Return the count of lines with the string "drag" in them, and nothing else.

_DATA FOR THIS TASK_.
** BEGIN **

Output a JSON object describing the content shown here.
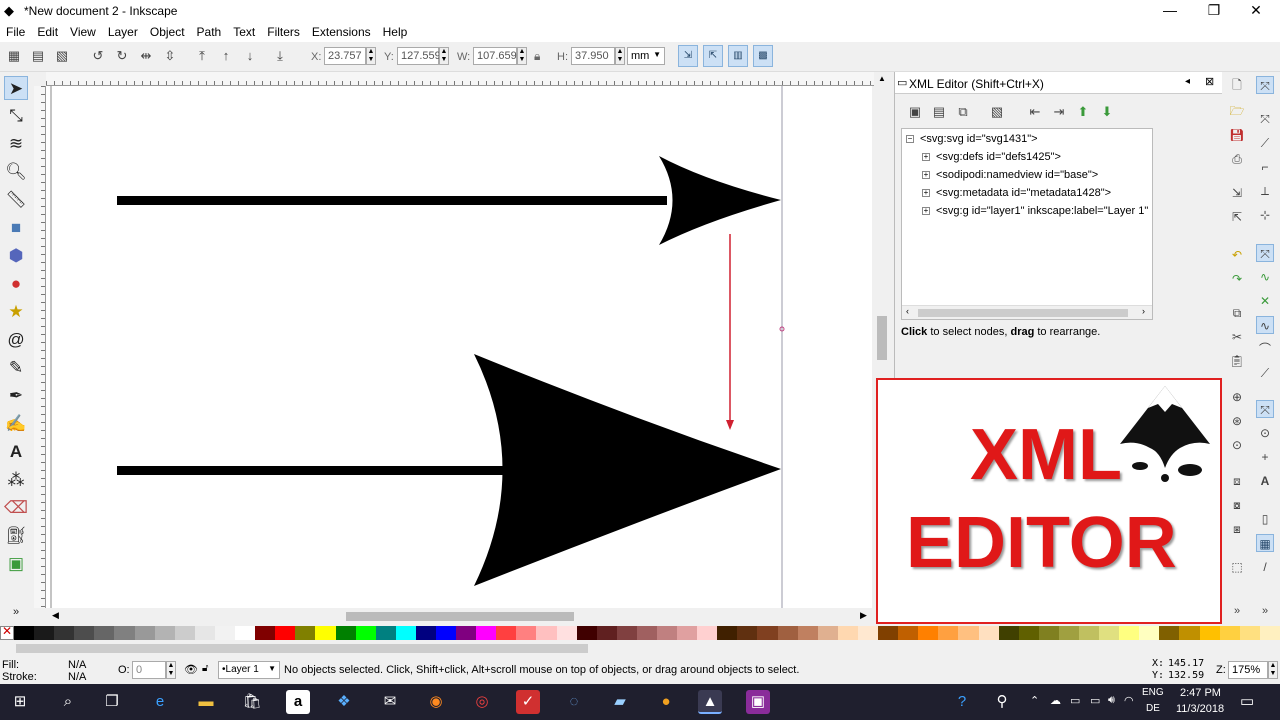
{
  "window": {
    "title": "*New document 2 - Inkscape"
  },
  "menu": [
    "File",
    "Edit",
    "View",
    "Layer",
    "Object",
    "Path",
    "Text",
    "Filters",
    "Extensions",
    "Help"
  ],
  "toolbar": {
    "x_label": "X:",
    "x_value": "23.757",
    "y_label": "Y:",
    "y_value": "127.559",
    "w_label": "W:",
    "w_value": "107.659",
    "h_label": "H:",
    "h_value": "37.950",
    "unit": "mm"
  },
  "xml_editor": {
    "title": "XML Editor (Shift+Ctrl+X)",
    "root": "<svg:svg id=\"svg1431\">",
    "nodes": [
      "<svg:defs id=\"defs1425\">",
      "<sodipodi:namedview id=\"base\">",
      "<svg:metadata id=\"metadata1428\">",
      "<svg:g id=\"layer1\" inkscape:label=\"Layer 1\""
    ],
    "hint_bold1": "Click",
    "hint_text1": " to select nodes, ",
    "hint_bold2": "drag",
    "hint_text2": " to rearrange."
  },
  "promo": {
    "line1": "XML",
    "line2": "EDITOR"
  },
  "status": {
    "fill_label": "Fill:",
    "fill_value": "N/A",
    "stroke_label": "Stroke:",
    "stroke_value": "N/A",
    "opacity_label": "O:",
    "opacity_value": "0",
    "layer": "•Layer 1",
    "message": "No objects selected. Click, Shift+click, Alt+scroll mouse on top of objects, or drag around objects to select.",
    "x_label": "X:",
    "x_value": "145.17",
    "y_label": "Y:",
    "y_value": "132.59",
    "zoom_label": "Z:",
    "zoom_value": "175%"
  },
  "taskbar": {
    "lang1": "ENG",
    "lang2": "DE",
    "time": "2:47 PM",
    "date": "11/3/2018"
  },
  "palette": [
    "#000000",
    "#1a1a1a",
    "#333333",
    "#4d4d4d",
    "#666666",
    "#808080",
    "#999999",
    "#b3b3b3",
    "#cccccc",
    "#e6e6e6",
    "#f2f2f2",
    "#ffffff",
    "#800000",
    "#ff0000",
    "#808000",
    "#ffff00",
    "#008000",
    "#00ff00",
    "#008080",
    "#00ffff",
    "#000080",
    "#0000ff",
    "#800080",
    "#ff00ff",
    "#ff4040",
    "#ff8080",
    "#ffc0c0",
    "#ffe0e0",
    "#400000",
    "#602020",
    "#804040",
    "#a06060",
    "#c08080",
    "#e0a0a0",
    "#ffd0d0",
    "#402000",
    "#603010",
    "#804020",
    "#a06040",
    "#c08060",
    "#e0b090",
    "#ffd8b0",
    "#ffe8d0",
    "#804000",
    "#c06000",
    "#ff8000",
    "#ffa040",
    "#ffc080",
    "#ffe0c0",
    "#404000",
    "#606000",
    "#808020",
    "#a0a040",
    "#c0c060",
    "#e0e080",
    "#ffff80",
    "#ffffc0",
    "#806000",
    "#c09000",
    "#ffc000",
    "#ffd040",
    "#ffe080",
    "#fff0c0"
  ]
}
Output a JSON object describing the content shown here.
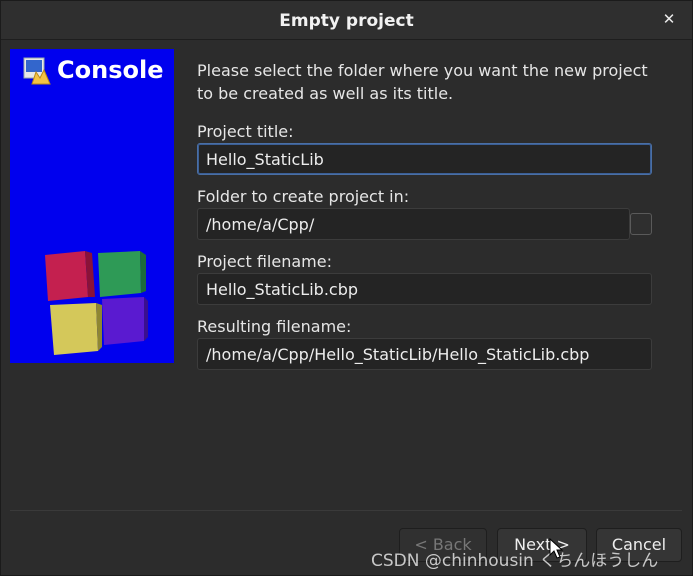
{
  "window": {
    "title": "Empty project",
    "close_icon": "close-icon"
  },
  "banner": {
    "text": "Console",
    "logo_icon": "codeblocks-logo-icon",
    "background": "#0000ee"
  },
  "intro": "Please select the folder where you want the new project to be created as well as its title.",
  "fields": {
    "project_title": {
      "label": "Project title:",
      "value": "Hello_StaticLib"
    },
    "folder": {
      "label": "Folder to create project in:",
      "value": "/home/a/Cpp/"
    },
    "project_filename": {
      "label": "Project filename:",
      "value": "Hello_StaticLib.cbp"
    },
    "resulting_filename": {
      "label": "Resulting filename:",
      "value": "/home/a/Cpp/Hello_StaticLib/Hello_StaticLib.cbp"
    }
  },
  "buttons": {
    "back": "< Back",
    "next": "Next >",
    "cancel": "Cancel"
  },
  "watermark": "CSDN @chinhousin くちんほうしん"
}
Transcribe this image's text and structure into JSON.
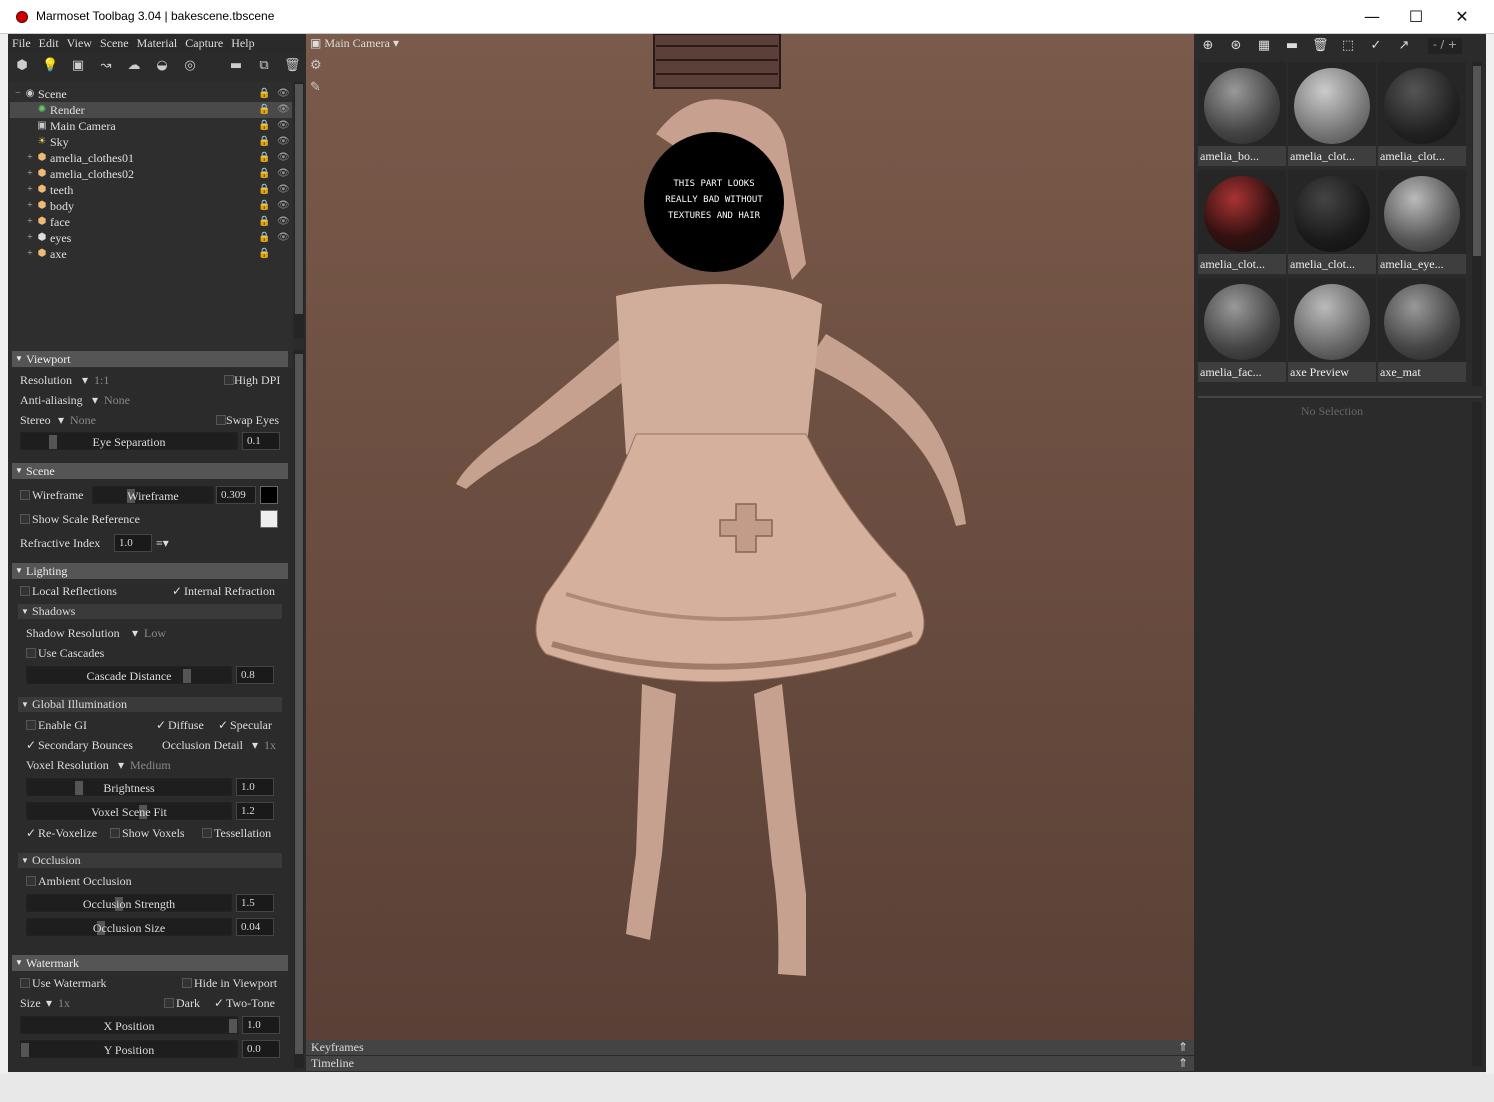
{
  "window": {
    "title": "Marmoset Toolbag 3.04  |  bakescene.tbscene",
    "minimize": "—",
    "maximize": "☐",
    "close": "✕"
  },
  "menu": [
    "File",
    "Edit",
    "View",
    "Scene",
    "Material",
    "Capture",
    "Help"
  ],
  "scene_tree": [
    {
      "label": "Scene",
      "icon": "scene-icon",
      "selected": false
    },
    {
      "label": "Render",
      "icon": "render-icon",
      "selected": true
    },
    {
      "label": "Main Camera",
      "icon": "camera-icon",
      "selected": false
    },
    {
      "label": "Sky",
      "icon": "sky-icon",
      "selected": false
    },
    {
      "label": "amelia_clothes01",
      "icon": "mesh-icon",
      "selected": false
    },
    {
      "label": "amelia_clothes02",
      "icon": "mesh-icon",
      "selected": false
    },
    {
      "label": "teeth",
      "icon": "mesh-icon",
      "selected": false
    },
    {
      "label": "body",
      "icon": "mesh-icon",
      "selected": false
    },
    {
      "label": "face",
      "icon": "mesh-icon",
      "selected": false
    },
    {
      "label": "eyes",
      "icon": "mesh-icon",
      "selected": false
    },
    {
      "label": "axe",
      "icon": "mesh-icon",
      "selected": false
    }
  ],
  "props": {
    "viewport": {
      "title": "Viewport",
      "resolution_label": "Resolution",
      "resolution_value": "1:1",
      "high_dpi": "High DPI",
      "antialiasing_label": "Anti-aliasing",
      "antialiasing_value": "None",
      "stereo_label": "Stereo",
      "stereo_value": "None",
      "swap_eyes": "Swap Eyes",
      "eye_sep_label": "Eye Separation",
      "eye_sep_value": "0.1"
    },
    "scene": {
      "title": "Scene",
      "wireframe": "Wireframe",
      "wireframe_slider": "Wireframe",
      "wireframe_value": "0.309",
      "show_scale": "Show Scale Reference",
      "refr_label": "Refractive Index",
      "refr_value": "1.0",
      "refr_menu": "≡▾"
    },
    "lighting": {
      "title": "Lighting",
      "local_refl": "Local Reflections",
      "internal_refr": "Internal Refraction",
      "shadows": "Shadows",
      "shadow_res_label": "Shadow Resolution",
      "shadow_res_value": "Low",
      "use_cascades": "Use Cascades",
      "cascade_label": "Cascade Distance",
      "cascade_value": "0.8",
      "gi": "Global Illumination",
      "enable_gi": "Enable GI",
      "diffuse": "Diffuse",
      "specular": "Specular",
      "secondary": "Secondary Bounces",
      "occl_detail_label": "Occlusion Detail",
      "occl_detail_value": "1x",
      "voxel_res_label": "Voxel Resolution",
      "voxel_res_value": "Medium",
      "brightness_label": "Brightness",
      "brightness_value": "1.0",
      "voxel_fit_label": "Voxel Scene Fit",
      "voxel_fit_value": "1.2",
      "revoxelize": "Re-Voxelize",
      "show_voxels": "Show Voxels",
      "tessellation": "Tessellation",
      "occlusion": "Occlusion",
      "ambient_occ": "Ambient Occlusion",
      "occ_strength_label": "Occlusion Strength",
      "occ_strength_value": "1.5",
      "occ_size_label": "Occlusion Size",
      "occ_size_value": "0.04"
    },
    "watermark": {
      "title": "Watermark",
      "use_wm": "Use Watermark",
      "hide_vp": "Hide in Viewport",
      "size_label": "Size",
      "size_value": "1x",
      "dark": "Dark",
      "two_tone": "Two-Tone",
      "xpos_label": "X Position",
      "xpos_value": "1.0",
      "ypos_label": "Y Position",
      "ypos_value": "0.0"
    }
  },
  "viewport": {
    "camera": "Main Camera",
    "annotation": [
      "THIS PART LOOKS",
      "REALLY BAD WITHOUT",
      "TEXTURES AND HAIR"
    ]
  },
  "timeline": {
    "keyframes": "Keyframes",
    "timeline": "Timeline"
  },
  "materials_counter": "- / +",
  "materials": [
    {
      "label": "amelia_bo...",
      "style": "plain"
    },
    {
      "label": "amelia_clot...",
      "style": "textured"
    },
    {
      "label": "amelia_clot...",
      "style": "dark"
    },
    {
      "label": "amelia_clot...",
      "style": "red"
    },
    {
      "label": "amelia_clot...",
      "style": "dark"
    },
    {
      "label": "amelia_eye...",
      "style": "plain"
    },
    {
      "label": "amelia_fac...",
      "style": "plain"
    },
    {
      "label": "axe Preview",
      "style": "textured"
    },
    {
      "label": "axe_mat",
      "style": "plain"
    }
  ],
  "no_selection": "No Selection"
}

** END **

_FINISHED EXERCISE_. 2